» Data to process
---------------

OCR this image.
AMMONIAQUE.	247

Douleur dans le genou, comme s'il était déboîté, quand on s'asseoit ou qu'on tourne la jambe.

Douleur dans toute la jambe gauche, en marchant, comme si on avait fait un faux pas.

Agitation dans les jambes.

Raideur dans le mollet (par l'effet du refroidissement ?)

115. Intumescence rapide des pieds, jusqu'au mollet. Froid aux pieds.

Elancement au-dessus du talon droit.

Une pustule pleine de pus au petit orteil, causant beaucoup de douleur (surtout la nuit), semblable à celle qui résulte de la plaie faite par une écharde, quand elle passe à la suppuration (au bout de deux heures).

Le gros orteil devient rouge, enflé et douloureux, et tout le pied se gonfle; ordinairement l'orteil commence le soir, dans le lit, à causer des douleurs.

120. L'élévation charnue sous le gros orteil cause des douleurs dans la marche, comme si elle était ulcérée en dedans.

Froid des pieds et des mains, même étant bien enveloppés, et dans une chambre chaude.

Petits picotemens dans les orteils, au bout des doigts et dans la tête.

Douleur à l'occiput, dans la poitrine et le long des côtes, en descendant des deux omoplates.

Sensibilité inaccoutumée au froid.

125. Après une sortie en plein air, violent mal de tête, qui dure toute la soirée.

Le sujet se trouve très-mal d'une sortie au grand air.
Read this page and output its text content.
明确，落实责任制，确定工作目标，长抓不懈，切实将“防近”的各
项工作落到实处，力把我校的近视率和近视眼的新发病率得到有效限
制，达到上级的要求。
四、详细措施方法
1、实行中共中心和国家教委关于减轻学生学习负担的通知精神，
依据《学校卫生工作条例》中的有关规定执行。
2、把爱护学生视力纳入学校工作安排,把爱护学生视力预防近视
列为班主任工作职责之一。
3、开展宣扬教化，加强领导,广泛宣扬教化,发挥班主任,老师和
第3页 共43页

---------------

» The request
Of the lines above, how many hold the word "tête"? Say the number alone.

» Answer to this task
2